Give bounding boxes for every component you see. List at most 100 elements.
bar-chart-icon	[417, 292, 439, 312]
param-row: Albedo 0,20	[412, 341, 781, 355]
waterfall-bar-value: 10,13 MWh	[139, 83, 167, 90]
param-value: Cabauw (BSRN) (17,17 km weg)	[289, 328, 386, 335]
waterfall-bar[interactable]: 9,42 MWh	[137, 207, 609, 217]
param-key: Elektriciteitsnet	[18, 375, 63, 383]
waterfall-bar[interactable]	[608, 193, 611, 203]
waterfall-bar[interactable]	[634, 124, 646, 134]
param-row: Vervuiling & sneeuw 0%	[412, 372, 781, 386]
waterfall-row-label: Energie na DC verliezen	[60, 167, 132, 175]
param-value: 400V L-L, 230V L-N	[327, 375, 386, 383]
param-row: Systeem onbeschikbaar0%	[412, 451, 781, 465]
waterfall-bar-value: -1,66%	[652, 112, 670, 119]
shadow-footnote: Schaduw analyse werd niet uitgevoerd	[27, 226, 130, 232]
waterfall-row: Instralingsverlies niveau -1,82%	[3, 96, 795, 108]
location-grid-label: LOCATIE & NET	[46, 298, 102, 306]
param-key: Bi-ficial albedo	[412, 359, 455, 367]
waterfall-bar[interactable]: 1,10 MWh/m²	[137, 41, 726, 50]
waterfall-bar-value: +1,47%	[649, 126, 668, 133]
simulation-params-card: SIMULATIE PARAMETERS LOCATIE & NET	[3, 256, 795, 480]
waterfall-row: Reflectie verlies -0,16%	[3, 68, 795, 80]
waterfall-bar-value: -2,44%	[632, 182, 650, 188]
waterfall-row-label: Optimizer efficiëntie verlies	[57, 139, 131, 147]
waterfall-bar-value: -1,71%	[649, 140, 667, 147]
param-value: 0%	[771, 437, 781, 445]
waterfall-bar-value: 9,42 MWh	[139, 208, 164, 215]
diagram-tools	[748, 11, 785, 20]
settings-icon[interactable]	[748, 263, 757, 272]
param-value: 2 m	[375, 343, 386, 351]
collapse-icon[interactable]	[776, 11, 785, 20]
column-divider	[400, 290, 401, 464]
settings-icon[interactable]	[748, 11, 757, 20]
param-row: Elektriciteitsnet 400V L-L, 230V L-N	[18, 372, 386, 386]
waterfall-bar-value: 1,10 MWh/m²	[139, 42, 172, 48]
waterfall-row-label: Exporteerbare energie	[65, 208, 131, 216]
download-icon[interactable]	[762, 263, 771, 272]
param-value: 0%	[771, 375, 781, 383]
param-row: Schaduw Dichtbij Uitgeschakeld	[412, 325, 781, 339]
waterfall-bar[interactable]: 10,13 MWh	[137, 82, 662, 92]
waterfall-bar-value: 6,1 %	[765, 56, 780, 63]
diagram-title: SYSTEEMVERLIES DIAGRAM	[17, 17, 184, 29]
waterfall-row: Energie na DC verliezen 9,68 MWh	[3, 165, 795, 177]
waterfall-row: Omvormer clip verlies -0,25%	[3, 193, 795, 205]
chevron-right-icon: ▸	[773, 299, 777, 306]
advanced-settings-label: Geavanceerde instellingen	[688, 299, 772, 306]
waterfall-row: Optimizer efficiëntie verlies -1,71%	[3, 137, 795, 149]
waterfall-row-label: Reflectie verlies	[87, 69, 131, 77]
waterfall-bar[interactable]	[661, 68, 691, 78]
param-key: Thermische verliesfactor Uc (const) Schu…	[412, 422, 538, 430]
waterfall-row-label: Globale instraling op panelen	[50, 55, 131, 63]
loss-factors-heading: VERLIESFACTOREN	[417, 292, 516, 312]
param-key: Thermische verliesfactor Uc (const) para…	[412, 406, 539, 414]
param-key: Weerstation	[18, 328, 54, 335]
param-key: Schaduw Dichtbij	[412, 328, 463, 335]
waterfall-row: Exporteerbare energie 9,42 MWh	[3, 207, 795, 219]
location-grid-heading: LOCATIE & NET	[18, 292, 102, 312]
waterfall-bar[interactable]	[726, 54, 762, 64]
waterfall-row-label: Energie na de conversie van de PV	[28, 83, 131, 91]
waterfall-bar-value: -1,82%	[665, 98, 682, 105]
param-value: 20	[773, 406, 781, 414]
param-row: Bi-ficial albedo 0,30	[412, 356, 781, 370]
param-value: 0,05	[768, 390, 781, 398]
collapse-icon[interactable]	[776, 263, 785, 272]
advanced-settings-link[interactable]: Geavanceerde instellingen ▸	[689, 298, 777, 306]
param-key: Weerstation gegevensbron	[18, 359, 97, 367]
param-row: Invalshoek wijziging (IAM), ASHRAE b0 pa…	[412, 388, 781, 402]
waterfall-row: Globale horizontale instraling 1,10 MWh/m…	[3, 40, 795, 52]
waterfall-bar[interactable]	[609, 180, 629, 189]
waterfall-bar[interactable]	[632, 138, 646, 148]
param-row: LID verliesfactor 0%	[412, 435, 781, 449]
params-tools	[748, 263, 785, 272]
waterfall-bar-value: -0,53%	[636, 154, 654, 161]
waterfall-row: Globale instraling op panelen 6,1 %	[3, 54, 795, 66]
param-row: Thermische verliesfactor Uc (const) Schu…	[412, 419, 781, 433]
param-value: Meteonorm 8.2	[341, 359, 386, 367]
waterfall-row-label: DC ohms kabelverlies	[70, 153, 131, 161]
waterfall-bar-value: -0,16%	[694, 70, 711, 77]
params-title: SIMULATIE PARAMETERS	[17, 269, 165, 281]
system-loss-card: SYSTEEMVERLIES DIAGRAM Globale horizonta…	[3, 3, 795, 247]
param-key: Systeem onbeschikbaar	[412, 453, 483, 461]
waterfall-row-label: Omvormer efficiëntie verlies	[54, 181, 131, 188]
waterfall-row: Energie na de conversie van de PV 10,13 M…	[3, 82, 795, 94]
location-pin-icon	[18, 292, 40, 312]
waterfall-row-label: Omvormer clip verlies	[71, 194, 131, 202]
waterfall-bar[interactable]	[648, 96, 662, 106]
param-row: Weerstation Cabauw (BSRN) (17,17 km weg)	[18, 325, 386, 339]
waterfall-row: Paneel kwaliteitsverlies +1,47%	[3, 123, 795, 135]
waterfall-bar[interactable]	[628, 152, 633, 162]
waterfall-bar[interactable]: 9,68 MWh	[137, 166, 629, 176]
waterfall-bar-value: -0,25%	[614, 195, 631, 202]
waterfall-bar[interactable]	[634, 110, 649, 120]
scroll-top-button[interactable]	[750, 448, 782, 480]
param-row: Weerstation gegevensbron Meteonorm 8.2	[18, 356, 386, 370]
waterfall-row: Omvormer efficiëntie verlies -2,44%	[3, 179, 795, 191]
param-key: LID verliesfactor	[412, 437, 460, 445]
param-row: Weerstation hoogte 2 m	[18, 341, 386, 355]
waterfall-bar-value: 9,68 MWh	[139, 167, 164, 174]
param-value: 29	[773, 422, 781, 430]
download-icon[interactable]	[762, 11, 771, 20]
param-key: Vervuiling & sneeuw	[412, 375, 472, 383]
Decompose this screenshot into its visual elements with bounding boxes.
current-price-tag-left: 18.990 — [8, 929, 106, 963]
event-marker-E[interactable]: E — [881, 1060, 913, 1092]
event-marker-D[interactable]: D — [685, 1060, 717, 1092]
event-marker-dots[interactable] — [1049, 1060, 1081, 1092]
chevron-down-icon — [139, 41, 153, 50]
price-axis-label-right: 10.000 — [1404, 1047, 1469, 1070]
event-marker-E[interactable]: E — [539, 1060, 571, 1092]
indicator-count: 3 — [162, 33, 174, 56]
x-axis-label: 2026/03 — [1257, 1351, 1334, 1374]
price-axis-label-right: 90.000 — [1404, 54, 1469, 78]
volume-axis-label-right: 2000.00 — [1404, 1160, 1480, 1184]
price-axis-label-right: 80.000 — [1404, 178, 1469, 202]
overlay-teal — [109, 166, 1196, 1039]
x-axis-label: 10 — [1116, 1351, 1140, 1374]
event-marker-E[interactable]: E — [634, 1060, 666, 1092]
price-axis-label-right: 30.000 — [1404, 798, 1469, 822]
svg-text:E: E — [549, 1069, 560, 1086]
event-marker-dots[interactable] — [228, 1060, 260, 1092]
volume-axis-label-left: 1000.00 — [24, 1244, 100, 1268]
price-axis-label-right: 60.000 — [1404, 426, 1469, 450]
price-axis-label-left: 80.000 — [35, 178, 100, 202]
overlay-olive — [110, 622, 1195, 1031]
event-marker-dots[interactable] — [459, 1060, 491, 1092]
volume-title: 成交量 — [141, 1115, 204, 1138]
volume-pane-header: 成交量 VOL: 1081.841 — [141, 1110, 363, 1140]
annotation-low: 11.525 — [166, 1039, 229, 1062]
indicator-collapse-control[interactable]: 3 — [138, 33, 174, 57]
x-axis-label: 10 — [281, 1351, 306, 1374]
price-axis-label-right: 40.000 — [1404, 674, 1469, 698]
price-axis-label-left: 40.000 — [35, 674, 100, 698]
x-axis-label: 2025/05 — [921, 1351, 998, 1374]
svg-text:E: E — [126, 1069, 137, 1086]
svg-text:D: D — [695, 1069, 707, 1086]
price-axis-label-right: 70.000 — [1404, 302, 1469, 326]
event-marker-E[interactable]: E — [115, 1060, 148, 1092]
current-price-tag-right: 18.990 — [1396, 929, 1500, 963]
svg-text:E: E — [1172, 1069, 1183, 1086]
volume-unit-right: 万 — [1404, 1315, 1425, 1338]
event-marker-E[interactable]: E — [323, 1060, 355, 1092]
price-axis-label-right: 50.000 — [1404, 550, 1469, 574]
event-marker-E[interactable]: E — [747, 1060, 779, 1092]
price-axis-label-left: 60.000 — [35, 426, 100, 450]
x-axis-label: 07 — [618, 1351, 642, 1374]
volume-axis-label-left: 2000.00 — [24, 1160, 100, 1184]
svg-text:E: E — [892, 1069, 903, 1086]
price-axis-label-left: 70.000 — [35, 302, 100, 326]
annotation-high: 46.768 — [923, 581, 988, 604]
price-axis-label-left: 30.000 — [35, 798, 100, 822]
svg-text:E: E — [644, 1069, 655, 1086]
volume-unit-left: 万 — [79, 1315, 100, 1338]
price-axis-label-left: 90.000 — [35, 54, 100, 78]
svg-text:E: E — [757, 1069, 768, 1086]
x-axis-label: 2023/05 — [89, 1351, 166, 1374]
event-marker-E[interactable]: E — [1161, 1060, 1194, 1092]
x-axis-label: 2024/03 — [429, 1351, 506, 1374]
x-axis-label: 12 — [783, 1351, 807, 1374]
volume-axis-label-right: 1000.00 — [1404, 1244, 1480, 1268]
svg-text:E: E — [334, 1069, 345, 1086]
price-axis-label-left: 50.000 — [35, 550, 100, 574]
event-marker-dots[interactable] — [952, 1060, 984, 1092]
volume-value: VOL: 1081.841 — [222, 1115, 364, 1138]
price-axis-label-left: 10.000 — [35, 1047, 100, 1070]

---

## WHAT IS ASKED
Count how many lines of the items above contain the word "Dichtbij". Give only the number.

## RESULT OF THIS EXERCISE
2